◆ **DIRECTIONS FOR THIS TASK**
Copy all of the records below verbatim.

[Entries with figure data]
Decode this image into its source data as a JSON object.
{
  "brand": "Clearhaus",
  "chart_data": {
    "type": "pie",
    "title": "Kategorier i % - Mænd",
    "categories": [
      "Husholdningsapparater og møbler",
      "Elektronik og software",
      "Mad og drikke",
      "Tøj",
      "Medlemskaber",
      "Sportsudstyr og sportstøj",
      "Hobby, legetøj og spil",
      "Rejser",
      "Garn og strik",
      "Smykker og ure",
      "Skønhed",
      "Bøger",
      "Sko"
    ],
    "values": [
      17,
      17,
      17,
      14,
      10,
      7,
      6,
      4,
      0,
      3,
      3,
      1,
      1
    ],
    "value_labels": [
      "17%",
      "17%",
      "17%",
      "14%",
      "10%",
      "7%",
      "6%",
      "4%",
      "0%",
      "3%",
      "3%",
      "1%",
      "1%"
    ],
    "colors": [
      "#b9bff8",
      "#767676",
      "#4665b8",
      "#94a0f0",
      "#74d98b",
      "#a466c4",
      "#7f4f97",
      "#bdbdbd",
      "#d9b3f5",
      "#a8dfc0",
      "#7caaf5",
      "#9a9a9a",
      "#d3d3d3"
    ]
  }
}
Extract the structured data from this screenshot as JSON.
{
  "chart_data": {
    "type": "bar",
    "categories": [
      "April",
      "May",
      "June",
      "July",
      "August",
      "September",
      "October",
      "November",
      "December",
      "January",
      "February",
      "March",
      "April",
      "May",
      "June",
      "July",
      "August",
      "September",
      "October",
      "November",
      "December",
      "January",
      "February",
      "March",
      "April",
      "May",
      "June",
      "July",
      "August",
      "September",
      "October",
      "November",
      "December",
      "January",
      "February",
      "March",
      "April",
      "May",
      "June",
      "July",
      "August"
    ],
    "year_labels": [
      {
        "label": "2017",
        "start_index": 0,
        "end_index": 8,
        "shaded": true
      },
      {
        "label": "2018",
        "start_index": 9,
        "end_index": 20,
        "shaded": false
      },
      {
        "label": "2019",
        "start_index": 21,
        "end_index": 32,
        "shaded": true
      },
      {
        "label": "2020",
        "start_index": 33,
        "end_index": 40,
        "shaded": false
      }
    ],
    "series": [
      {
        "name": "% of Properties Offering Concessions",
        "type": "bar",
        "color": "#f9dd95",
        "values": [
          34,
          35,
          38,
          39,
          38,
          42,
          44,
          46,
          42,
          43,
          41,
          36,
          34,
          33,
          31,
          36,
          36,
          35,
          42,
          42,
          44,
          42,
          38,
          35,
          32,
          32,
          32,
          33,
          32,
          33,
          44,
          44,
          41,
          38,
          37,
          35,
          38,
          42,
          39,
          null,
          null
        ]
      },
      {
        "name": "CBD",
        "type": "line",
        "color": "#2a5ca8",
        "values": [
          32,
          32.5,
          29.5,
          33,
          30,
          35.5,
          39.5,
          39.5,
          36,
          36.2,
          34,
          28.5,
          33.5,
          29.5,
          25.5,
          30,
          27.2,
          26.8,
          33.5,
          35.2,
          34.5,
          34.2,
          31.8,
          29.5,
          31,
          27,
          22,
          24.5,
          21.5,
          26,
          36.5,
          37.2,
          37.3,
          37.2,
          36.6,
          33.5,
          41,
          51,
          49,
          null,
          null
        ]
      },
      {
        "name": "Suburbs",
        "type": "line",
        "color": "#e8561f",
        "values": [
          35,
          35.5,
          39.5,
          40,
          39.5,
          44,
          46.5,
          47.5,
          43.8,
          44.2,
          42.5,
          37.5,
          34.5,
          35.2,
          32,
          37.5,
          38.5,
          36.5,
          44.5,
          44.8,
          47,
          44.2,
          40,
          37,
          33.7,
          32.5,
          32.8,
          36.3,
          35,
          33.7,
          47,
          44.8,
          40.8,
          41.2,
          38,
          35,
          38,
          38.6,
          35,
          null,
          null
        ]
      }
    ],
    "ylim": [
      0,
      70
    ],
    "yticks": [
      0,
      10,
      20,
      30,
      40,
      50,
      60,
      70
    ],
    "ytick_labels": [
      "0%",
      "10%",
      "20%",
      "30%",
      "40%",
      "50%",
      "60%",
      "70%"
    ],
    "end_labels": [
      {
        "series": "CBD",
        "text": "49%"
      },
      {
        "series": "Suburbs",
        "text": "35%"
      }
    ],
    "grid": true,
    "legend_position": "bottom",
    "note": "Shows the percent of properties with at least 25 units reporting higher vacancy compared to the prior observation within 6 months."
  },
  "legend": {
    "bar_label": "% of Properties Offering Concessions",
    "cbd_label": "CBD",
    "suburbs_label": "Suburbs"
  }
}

◆ **ANSWER IN FULL**
Decode this image into its source data as a JSON object.
{
  "brand": "Clearhaus",
  "chart_data": {
    "type": "pie",
    "title": "Kategorier i % - Mænd",
    "categories": [
      "Husholdningsapparater og møbler",
      "Elektronik og software",
      "Mad og drikke",
      "Tøj",
      "Medlemskaber",
      "Sportsudstyr og sportstøj",
      "Hobby, legetøj og spil",
      "Rejser",
      "Garn og strik",
      "Smykker og ure",
      "Skønhed",
      "Bøger",
      "Sko"
    ],
    "values": [
      17,
      17,
      17,
      14,
      10,
      7,
      6,
      4,
      0,
      3,
      3,
      1,
      1
    ],
    "value_labels": [
      "17%",
      "17%",
      "17%",
      "14%",
      "10%",
      "7%",
      "6%",
      "4%",
      "0%",
      "3%",
      "3%",
      "1%",
      "1%"
    ],
    "colors": [
      "#b9bff8",
      "#767676",
      "#4665b8",
      "#94a0f0",
      "#74d98b",
      "#a466c4",
      "#7f4f97",
      "#bdbdbd",
      "#d9b3f5",
      "#a8dfc0",
      "#7caaf5",
      "#9a9a9a",
      "#d3d3d3"
    ]
  }
}
Extract the structured data from this screenshot as JSON.
{
  "chart_data": {
    "type": "bar",
    "categories": [
      "April",
      "May",
      "June",
      "July",
      "August",
      "September",
      "October",
      "November",
      "December",
      "January",
      "February",
      "March",
      "April",
      "May",
      "June",
      "July",
      "August",
      "September",
      "October",
      "November",
      "December",
      "January",
      "February",
      "March",
      "April",
      "May",
      "June",
      "July",
      "August",
      "September",
      "October",
      "November",
      "December",
      "January",
      "February",
      "March",
      "April",
      "May",
      "June",
      "July",
      "August"
    ],
    "year_labels": [
      {
        "label": "2017",
        "start_index": 0,
        "end_index": 8,
        "shaded": true
      },
      {
        "label": "2018",
        "start_index": 9,
        "end_index": 20,
        "shaded": false
      },
      {
        "label": "2019",
        "start_index": 21,
        "end_index": 32,
        "shaded": true
      },
      {
        "label": "2020",
        "start_index": 33,
        "end_index": 40,
        "shaded": false
      }
    ],
    "series": [
      {
        "name": "% of Properties Offering Concessions",
        "type": "bar",
        "color": "#f9dd95",
        "values": [
          34,
          35,
          38,
          39,
          38,
          42,
          44,
          46,
          42,
          43,
          41,
          36,
          34,
          33,
          31,
          36,
          36,
          35,
          42,
          42,
          44,
          42,
          38,
          35,
          32,
          32,
          32,
          33,
          32,
          33,
          44,
          44,
          41,
          38,
          37,
          35,
          38,
          42,
          39,
          null,
          null
        ]
      },
      {
        "name": "CBD",
        "type": "line",
        "color": "#2a5ca8",
        "values": [
          32,
          32.5,
          29.5,
          33,
          30,
          35.5,
          39.5,
          39.5,
          36,
          36.2,
          34,
          28.5,
          33.5,
          29.5,
          25.5,
          30,
          27.2,
          26.8,
          33.5,
          35.2,
          34.5,
          34.2,
          31.8,
          29.5,
          31,
          27,
          22,
          24.5,
          21.5,
          26,
          36.5,
          37.2,
          37.3,
          37.2,
          36.6,
          33.5,
          41,
          51,
          49,
          null,
          null
        ]
      },
      {
        "name": "Suburbs",
        "type": "line",
        "color": "#e8561f",
        "values": [
          35,
          35.5,
          39.5,
          40,
          39.5,
          44,
          46.5,
          47.5,
          43.8,
          44.2,
          42.5,
          37.5,
          34.5,
          35.2,
          32,
          37.5,
          38.5,
          36.5,
          44.5,
          44.8,
          47,
          44.2,
          40,
          37,
          33.7,
          32.5,
          32.8,
          36.3,
          35,
          33.7,
          47,
          44.8,
          40.8,
          41.2,
          38,
          35,
          38,
          38.6,
          35,
          null,
          null
        ]
      }
    ],
    "ylim": [
      0,
      70
    ],
    "yticks": [
      0,
      10,
      20,
      30,
      40,
      50,
      60,
      70
    ],
    "ytick_labels": [
      "0%",
      "10%",
      "20%",
      "30%",
      "40%",
      "50%",
      "60%",
      "70%"
    ],
    "end_labels": [
      {
        "series": "CBD",
        "text": "49%"
      },
      {
        "series": "Suburbs",
        "text": "35%"
      }
    ],
    "grid": true,
    "legend_position": "bottom",
    "note": "Shows the percent of properties with at least 25 units reporting higher vacancy compared to the prior observation within 6 months."
  },
  "legend": {
    "bar_label": "% of Properties Offering Concessions",
    "cbd_label": "CBD",
    "suburbs_label": "Suburbs"
  }
}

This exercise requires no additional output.